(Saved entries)

---------------

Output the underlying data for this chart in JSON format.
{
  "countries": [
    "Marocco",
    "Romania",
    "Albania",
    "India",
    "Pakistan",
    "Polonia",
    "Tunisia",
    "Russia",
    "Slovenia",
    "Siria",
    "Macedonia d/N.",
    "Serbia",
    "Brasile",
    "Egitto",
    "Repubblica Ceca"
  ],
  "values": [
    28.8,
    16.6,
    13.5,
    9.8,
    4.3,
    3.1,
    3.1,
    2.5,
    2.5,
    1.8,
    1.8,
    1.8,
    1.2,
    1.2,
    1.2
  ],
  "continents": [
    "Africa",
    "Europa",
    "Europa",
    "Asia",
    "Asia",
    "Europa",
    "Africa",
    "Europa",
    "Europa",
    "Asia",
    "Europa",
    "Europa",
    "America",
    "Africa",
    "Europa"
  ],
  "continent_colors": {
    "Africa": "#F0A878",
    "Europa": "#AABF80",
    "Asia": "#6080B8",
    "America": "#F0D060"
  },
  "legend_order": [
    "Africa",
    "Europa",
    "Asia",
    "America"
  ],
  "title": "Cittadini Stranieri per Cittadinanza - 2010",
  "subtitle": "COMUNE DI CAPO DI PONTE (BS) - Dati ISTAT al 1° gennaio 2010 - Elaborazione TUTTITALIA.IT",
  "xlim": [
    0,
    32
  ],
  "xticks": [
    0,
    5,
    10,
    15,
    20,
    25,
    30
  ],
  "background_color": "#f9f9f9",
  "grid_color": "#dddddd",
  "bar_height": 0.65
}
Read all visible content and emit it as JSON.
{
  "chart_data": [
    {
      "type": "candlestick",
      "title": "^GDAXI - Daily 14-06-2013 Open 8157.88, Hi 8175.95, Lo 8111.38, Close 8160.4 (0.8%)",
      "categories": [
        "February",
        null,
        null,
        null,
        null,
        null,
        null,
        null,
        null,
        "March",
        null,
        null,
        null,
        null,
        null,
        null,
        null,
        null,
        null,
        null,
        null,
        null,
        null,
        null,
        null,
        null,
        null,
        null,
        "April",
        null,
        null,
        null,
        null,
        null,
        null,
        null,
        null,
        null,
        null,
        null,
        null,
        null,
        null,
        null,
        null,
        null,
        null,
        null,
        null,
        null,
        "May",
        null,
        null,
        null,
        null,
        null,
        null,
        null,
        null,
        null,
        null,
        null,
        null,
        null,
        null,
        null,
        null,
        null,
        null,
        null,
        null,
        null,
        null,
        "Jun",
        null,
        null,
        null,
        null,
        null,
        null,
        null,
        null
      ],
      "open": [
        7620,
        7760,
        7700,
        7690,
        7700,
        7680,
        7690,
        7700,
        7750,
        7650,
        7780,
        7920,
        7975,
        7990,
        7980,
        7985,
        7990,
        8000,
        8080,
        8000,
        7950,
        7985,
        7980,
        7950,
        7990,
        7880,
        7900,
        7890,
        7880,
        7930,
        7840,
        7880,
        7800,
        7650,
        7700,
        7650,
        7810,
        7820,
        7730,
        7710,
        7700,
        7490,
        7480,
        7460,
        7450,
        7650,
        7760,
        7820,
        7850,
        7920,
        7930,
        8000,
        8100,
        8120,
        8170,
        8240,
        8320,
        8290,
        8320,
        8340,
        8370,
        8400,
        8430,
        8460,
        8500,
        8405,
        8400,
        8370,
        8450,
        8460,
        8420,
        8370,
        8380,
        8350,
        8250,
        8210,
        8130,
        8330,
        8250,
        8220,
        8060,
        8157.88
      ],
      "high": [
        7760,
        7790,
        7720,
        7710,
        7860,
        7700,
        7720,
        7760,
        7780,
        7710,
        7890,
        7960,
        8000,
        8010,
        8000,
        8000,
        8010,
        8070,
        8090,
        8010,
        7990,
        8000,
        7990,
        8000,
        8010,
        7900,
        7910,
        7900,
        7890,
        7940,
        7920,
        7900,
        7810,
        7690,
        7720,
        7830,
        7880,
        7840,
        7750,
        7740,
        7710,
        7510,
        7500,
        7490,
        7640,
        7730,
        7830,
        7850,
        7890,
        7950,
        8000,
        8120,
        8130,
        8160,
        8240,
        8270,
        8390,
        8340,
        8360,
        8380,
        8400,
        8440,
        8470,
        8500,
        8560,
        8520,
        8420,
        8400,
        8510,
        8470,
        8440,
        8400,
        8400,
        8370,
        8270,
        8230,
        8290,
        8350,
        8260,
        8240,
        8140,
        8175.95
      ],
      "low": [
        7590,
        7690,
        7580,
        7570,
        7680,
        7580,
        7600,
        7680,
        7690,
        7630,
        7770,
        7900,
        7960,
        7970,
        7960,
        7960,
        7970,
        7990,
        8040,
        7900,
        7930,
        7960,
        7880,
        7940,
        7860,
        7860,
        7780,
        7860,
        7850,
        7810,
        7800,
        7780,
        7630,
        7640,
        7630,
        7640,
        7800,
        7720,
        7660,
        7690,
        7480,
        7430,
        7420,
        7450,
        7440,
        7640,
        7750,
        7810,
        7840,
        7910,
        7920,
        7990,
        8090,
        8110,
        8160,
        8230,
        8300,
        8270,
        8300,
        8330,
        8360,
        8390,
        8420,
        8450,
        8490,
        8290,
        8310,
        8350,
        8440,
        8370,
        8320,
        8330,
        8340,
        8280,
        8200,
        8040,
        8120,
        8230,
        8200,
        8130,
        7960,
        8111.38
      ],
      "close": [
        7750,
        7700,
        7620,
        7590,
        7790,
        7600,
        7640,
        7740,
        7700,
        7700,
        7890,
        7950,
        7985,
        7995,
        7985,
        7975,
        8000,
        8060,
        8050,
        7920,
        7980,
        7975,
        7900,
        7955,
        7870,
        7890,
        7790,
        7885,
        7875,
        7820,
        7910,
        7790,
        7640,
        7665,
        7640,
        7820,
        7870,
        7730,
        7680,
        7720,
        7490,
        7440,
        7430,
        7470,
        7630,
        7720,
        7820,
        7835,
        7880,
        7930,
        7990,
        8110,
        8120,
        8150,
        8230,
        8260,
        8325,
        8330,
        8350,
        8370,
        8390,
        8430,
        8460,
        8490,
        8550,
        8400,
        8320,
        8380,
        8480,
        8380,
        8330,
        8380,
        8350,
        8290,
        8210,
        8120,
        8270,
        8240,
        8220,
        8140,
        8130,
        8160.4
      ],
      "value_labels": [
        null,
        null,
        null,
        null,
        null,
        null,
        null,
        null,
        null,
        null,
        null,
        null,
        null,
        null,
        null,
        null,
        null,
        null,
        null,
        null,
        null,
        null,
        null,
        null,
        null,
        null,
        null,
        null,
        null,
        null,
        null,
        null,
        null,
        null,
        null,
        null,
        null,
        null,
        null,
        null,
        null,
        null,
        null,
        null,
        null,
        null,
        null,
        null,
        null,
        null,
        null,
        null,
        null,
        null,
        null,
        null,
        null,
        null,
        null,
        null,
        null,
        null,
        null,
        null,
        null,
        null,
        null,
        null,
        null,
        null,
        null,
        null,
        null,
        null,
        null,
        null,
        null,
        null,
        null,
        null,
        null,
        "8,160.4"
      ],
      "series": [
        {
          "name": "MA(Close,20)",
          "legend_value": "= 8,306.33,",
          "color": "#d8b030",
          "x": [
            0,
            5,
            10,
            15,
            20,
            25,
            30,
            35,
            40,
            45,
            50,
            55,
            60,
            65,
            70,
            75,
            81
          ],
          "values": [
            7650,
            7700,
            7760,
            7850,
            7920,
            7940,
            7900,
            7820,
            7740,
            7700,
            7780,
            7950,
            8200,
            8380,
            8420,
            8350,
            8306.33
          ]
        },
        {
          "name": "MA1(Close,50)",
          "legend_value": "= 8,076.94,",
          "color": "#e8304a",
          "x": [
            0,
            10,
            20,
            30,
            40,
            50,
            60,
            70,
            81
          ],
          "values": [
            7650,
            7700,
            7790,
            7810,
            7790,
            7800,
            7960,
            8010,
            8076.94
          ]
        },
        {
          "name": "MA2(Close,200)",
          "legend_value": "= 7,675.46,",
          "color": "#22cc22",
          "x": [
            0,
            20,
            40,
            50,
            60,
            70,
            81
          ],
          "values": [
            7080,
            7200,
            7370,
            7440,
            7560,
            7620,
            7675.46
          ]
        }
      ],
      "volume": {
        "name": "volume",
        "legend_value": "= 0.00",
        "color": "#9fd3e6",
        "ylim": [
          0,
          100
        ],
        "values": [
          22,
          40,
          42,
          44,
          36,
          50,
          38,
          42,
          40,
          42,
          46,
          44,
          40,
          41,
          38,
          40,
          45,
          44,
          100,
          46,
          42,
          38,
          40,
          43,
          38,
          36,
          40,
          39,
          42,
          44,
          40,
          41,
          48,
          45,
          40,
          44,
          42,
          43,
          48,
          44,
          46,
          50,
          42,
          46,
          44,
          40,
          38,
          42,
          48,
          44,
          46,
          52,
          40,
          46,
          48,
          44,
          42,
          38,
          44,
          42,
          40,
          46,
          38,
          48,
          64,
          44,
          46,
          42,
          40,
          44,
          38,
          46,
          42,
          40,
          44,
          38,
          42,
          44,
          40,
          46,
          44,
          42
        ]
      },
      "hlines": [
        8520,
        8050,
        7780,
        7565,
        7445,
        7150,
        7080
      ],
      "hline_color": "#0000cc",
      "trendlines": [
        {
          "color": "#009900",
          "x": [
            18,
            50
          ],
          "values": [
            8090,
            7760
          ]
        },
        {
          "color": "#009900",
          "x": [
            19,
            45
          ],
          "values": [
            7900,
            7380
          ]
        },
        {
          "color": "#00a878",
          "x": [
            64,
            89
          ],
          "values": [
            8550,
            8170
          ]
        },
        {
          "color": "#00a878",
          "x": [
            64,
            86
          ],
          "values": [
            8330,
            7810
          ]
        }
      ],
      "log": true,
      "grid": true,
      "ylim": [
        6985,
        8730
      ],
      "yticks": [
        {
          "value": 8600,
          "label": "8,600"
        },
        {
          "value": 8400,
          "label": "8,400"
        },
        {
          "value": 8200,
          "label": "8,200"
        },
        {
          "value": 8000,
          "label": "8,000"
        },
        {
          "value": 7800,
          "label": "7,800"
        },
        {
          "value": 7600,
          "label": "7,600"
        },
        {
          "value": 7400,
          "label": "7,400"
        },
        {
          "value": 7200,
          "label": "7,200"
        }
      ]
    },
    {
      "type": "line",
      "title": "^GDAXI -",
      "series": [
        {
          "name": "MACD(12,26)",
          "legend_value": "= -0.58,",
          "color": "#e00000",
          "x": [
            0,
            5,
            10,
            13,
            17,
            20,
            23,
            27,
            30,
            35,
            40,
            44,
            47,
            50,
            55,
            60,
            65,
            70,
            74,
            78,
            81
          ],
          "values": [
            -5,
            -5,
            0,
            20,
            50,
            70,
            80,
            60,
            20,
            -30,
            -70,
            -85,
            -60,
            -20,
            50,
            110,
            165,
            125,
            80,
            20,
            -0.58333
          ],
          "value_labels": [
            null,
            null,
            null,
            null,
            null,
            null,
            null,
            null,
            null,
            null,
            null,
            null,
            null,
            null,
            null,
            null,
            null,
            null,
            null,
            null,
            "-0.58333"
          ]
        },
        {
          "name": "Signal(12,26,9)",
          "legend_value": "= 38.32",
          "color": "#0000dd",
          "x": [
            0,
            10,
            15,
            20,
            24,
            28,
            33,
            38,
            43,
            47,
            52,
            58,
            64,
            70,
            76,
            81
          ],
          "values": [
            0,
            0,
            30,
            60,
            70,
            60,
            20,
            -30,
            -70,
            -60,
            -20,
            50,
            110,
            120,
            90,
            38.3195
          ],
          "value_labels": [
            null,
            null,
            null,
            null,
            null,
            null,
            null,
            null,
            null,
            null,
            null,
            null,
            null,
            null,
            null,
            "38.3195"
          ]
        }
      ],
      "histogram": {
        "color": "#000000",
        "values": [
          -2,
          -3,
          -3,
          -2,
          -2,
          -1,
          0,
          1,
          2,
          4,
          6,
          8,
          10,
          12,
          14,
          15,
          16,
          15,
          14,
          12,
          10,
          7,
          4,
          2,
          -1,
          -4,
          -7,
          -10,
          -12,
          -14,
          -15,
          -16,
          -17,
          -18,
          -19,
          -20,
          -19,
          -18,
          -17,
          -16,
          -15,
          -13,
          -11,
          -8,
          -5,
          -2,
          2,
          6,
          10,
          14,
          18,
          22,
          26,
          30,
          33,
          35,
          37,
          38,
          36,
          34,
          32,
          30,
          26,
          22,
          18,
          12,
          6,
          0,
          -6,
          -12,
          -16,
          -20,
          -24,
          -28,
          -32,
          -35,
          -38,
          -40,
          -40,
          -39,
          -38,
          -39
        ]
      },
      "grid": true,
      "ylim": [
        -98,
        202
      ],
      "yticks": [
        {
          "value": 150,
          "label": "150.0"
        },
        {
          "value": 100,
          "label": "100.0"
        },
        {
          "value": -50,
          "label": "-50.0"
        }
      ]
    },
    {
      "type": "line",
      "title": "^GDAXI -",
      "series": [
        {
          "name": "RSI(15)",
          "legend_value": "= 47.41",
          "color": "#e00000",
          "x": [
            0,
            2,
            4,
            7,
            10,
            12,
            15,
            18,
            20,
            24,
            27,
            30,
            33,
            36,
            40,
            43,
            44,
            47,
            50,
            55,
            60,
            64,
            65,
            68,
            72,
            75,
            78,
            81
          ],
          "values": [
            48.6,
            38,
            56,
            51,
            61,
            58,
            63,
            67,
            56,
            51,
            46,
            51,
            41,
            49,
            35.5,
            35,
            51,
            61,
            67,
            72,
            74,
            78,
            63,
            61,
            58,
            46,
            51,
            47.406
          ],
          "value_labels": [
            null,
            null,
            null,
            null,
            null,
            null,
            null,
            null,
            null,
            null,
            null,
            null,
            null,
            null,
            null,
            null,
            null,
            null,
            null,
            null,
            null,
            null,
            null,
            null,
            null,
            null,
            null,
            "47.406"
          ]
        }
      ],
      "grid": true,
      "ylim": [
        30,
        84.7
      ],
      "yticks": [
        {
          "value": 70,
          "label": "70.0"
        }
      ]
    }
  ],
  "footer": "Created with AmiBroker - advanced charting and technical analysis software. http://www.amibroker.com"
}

---------------

The word "name" appears in how many lines of the records? Give the number only.

[Task answer] 7